▸ **TASK BRIEF**: In the listing that follows, how many lines contain "type"? Give the number only.

▸ **MATERIAL FOR THIS TASK**:
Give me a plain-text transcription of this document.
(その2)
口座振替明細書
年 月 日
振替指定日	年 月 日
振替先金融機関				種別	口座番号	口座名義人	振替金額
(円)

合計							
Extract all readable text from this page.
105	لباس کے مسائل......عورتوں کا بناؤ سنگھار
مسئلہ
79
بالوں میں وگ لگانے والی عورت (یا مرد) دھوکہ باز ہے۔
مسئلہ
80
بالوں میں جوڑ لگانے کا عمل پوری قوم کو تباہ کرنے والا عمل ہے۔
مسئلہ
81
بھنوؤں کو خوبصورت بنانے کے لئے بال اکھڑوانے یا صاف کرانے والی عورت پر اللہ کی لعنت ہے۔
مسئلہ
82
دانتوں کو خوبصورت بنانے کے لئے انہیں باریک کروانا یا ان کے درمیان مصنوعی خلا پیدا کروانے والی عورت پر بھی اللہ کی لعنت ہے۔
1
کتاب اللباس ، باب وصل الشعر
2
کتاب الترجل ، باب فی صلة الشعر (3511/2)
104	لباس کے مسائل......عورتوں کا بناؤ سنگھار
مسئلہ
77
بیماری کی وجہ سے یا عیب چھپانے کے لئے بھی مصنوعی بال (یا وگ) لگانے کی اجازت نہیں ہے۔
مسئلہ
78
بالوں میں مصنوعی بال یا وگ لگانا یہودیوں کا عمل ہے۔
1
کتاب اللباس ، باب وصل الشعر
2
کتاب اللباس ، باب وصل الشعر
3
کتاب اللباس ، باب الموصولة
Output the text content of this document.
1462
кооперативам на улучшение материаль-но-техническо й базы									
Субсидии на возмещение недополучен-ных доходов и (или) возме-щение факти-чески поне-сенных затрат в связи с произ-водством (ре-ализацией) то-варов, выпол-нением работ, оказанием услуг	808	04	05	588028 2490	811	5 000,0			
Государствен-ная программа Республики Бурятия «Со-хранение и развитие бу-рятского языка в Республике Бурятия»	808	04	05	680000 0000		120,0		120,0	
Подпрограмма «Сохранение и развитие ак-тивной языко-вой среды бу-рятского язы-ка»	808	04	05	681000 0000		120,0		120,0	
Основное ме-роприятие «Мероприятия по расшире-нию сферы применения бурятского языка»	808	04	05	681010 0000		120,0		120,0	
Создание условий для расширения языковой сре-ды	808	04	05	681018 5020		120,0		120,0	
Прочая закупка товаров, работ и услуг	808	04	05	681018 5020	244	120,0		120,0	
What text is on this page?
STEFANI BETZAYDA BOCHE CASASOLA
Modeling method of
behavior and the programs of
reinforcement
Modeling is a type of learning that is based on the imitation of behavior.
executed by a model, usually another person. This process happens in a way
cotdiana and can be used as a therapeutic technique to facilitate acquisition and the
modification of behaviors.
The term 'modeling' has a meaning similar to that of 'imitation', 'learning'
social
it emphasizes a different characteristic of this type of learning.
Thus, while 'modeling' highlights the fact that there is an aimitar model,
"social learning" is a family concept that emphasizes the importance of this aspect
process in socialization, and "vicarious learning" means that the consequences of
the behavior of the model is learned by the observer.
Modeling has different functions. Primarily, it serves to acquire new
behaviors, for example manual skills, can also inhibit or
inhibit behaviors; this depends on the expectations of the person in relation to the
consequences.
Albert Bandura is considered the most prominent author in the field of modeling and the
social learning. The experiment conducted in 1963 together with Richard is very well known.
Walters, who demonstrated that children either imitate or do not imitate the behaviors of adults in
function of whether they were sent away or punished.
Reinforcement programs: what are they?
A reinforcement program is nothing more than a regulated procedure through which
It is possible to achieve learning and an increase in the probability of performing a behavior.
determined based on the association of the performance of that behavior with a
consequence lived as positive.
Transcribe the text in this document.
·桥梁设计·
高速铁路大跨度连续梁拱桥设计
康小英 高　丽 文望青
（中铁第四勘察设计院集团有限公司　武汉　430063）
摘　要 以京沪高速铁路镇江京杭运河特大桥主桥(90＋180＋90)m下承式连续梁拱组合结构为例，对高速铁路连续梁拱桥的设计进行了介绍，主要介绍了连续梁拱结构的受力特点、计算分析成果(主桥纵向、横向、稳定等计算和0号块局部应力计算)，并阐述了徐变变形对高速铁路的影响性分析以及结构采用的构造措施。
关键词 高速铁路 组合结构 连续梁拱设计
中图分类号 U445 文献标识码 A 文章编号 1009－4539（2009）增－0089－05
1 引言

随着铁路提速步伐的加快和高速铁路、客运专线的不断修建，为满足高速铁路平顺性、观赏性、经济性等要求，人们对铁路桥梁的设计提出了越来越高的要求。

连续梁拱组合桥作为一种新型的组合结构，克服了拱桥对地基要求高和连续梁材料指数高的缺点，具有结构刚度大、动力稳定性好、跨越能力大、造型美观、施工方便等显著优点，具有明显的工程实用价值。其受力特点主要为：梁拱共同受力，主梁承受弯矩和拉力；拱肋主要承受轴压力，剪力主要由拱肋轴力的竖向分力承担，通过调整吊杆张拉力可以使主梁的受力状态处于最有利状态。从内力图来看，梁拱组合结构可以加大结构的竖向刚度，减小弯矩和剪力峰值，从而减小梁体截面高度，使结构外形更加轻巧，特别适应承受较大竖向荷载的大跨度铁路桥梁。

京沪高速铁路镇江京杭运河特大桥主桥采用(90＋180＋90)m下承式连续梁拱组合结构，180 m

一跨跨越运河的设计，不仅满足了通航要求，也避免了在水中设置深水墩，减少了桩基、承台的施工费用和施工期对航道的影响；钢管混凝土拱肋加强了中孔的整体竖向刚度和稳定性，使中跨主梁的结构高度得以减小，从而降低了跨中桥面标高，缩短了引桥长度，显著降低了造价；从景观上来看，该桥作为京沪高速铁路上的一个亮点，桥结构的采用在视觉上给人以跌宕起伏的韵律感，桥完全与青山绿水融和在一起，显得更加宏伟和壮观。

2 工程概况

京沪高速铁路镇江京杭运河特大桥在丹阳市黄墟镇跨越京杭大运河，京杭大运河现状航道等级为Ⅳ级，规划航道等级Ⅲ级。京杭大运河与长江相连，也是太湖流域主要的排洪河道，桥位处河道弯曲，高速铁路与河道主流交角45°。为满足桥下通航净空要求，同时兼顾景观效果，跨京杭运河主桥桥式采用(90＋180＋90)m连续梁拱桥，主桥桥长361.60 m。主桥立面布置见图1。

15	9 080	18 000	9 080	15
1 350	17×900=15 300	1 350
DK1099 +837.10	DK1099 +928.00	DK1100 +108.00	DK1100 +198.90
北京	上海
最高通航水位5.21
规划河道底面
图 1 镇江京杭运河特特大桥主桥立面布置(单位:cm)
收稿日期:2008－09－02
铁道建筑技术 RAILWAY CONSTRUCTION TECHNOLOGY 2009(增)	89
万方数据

▸ **TASK OUTPUT**: 2